EXTRAIT:
■ ■ ■
Cai Chongguo décrypte la censure de Pékin. Internet devait détruire les frontières, ouvrir les esprits et favoriser l’essor de la démocratie. Vraiment ? Pour Cai Chongguo, philosophe chinois réfugié en France depuis 1989, la censure de Pékin est si efficace sur le Net qu’elle pourrait contribuer à couper encore plus les Chinois du monde extérieur. Le cyberdissident qui participe ce samedi à un débat sur le contrôle d’Internet dans le cadre du Festival du film et forum international sur les droits humains (FIFDH) s’explique.

Le Temps : Comment la Chine censure-t-elle Internet ?

Cai Chongguo:La censure se renforce. Des dizaines de milliers de cyberpoliciers contrôlent vingt-quatre heures sur vingt-quatre le Net. Aucune société informatique ou serveur n’y échappe. Les 130 millions d’internautes chinois et les 15 millions de blogueurs sont surveillés. L’autocensure est une arme encore plus efficace que la police. Les dénonciations sont par ailleurs courantes : par patriotisme, pour bien se faire voir d’un supérieur, par jalousie ou même pour des raisons de concurrence économique. Le gouvernement va bientôt publier une nouvelle loi sur les blogs qui obligera à s’annoncer sous son vrai nom.
■ ■ ■
DONNÉES FOURNIES:
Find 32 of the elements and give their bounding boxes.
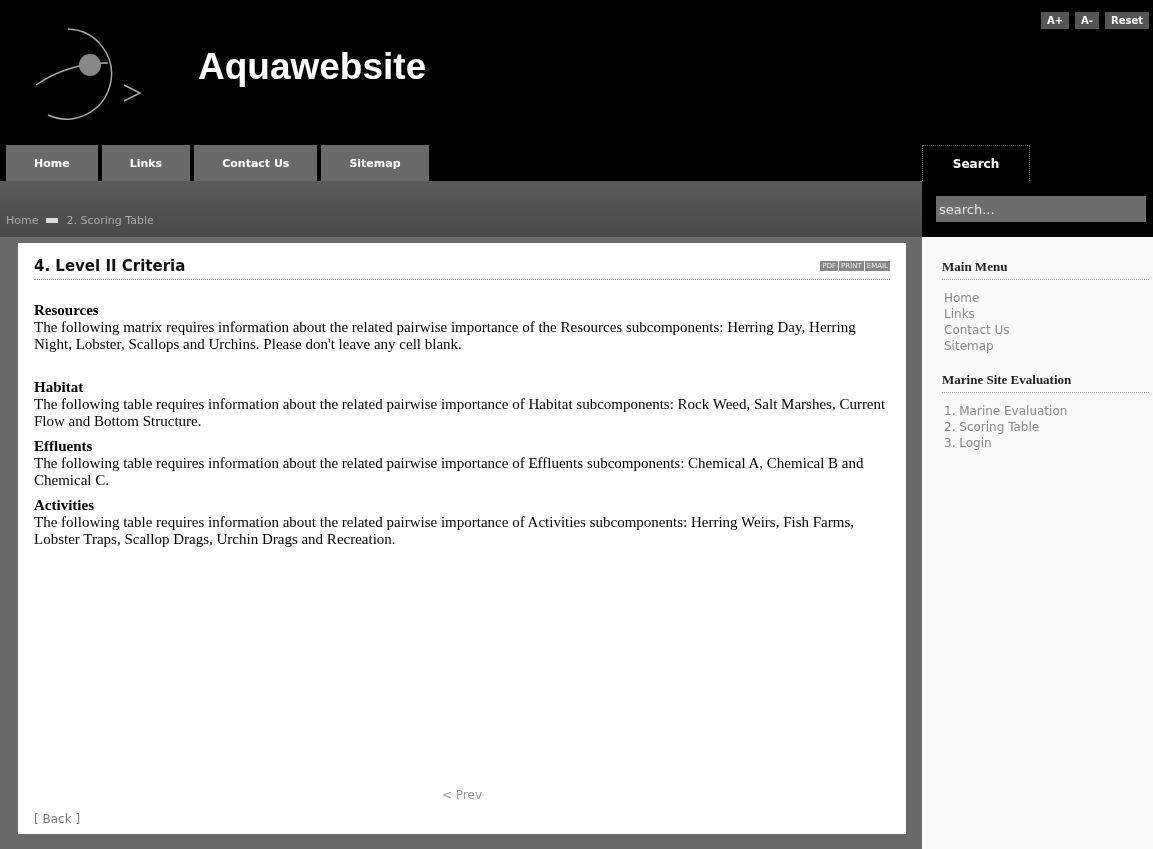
menu-link[interactable]: 1. Marine Evaluation <box>944 403 1149 419</box>
site-title: Aquawebsite <box>198 45 427 89</box>
search-tab[interactable]: Search <box>922 145 1030 181</box>
section-text: The following table requires information about the related pairwise importance of Activities subcomponents: Herring Weirs, Fish Farms, Lobster Traps, Scallop Drags, Urchin Drags and Recreation. <box>34 514 855 548</box>
section-text: The following table requires information about the related pairwise importance of Habitat subcomponents: Rock Weed, Salt Marshes, Current Flow and Bottom Structure. <box>34 396 887 430</box>
section-text: The following matrix requires information about the related pairwise importance of the Resources subcomponents: Herring Day, Herring Night, Lobster, Scallops and Urchins. Please don't leave any cell blank. <box>34 319 857 353</box>
menu-link[interactable]: 3. Login <box>944 435 1149 451</box>
font-size-button[interactable]: A- <box>1075 12 1099 29</box>
menu-title: Main Menu <box>942 259 1149 280</box>
section-heading: Resources <box>34 302 100 319</box>
prev-link[interactable]: < Prev <box>34 788 890 802</box>
breadcrumb-current: 2. Scoring Table <box>66 214 154 227</box>
section-text: The following table requires information about the related pairwise importance of Effluents subcomponents: Chemical A, Chemical B and Chemical C. <box>34 455 865 489</box>
menu-link[interactable]: Home <box>944 290 1149 306</box>
menu-link[interactable]: 2. Scoring Table <box>944 419 1149 435</box>
breadcrumb-link[interactable]: Home <box>6 214 39 227</box>
font-size-button[interactable]: Reset <box>1105 12 1149 29</box>
font-size-button[interactable]: A+ <box>1041 12 1070 29</box>
back-link[interactable]: [ Back ] <box>34 812 81 826</box>
section-heading: Habitat <box>34 379 85 396</box>
nav-tab[interactable]: Sitemap <box>321 145 429 181</box>
menu-link[interactable]: Sitemap <box>944 338 1149 354</box>
menu-title: Marine Site Evaluation <box>942 372 1149 393</box>
article-title: 4. Level II Criteria <box>34 257 186 275</box>
nav-tab[interactable]: Home <box>6 145 98 181</box>
menu-link[interactable]: Links <box>944 306 1149 322</box>
nav-tab[interactable]: Links <box>101 145 191 181</box>
search-field[interactable]: search... <box>936 196 1146 222</box>
nav-tab[interactable]: Contact Us <box>194 145 318 181</box>
section-heading: Activities <box>34 497 95 514</box>
menu-link[interactable]: Contact Us <box>944 322 1149 338</box>
section-heading: Effluents <box>34 438 94 455</box>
■ ■ ■
EXERCICE COURT 1:
Dans les entrées, recopiez à l'identique les lignes comprises entre celle qui contient « menu-link[interactable]: 1. Marine » et celle qui contient « search-tab[interactable]: Search <box>922 », ces deux lignes incluses.
EXERCICE COURT 2:
Rédigez la suite de l'extrait sur la censure d'Internet en Chine.
Le texte et les entrées n'ont aucun lien entre eux.

RÉPONSE 1:
menu-link[interactable]: 1. Marine Evaluation <box>944 403 1149 419</box>
site-title: Aquawebsite <box>198 45 427 89</box>
search-tab[interactable]: Search <box>922 145 1030 181</box>

RÉPONSE 2:
 Un exemple ?

 En janvier la presse chinoise révélait comment un ouvrier d’une mine de charbon du Shandong avait été arrêté après avoir posté anonymement deux mois plus tôt sur un site d’une autre province un article dénonçant le gaspillage des responsables de l’usine et la discipline militaire du travail. Après deux semaines de détention, il a été relâché. Mais il n’a plus de travail.

 La multiplication des blogs ne permet-elle pas une meilleure circulation de l’information, y compris non officielle ?

 C’est plus complexe que cela. Je suis beaucoup plus pessimiste qu’il y a trois ans. Les sujets sensibles sont de plus en plus nombreux. Malgré le développement d’Internet, on n’est pas plus libre.

 Le pouvoir a jusqu’ici gagné son pari : ouvrir l’économie et maintenir le contrôle politique. De ce point de vue, l’exemple d’Internet est emblématique.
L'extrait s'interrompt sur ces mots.